* [OBJECTIVE]:
Only a number is wanted here: the number of lines of the data that include "能够提供合同能源管理服务".

* [Items from a dataset]:
begin
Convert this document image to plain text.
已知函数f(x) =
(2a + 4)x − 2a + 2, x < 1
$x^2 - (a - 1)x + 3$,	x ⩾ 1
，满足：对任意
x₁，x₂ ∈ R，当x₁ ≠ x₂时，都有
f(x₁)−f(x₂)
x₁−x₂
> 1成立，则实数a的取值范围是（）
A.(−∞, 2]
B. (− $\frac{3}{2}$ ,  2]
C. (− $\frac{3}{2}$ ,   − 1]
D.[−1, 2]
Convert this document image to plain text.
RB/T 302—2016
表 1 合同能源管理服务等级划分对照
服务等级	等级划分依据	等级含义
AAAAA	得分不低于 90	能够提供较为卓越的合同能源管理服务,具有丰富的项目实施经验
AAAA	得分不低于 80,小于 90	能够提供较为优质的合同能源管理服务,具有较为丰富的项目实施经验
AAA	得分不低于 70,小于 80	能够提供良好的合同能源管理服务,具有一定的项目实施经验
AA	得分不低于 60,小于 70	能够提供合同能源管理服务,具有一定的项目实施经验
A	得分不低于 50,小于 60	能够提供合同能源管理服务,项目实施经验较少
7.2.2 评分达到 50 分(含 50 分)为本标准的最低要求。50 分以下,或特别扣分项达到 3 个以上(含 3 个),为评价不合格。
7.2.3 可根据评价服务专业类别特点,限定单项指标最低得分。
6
end
* [FULL OUTPUT]:
2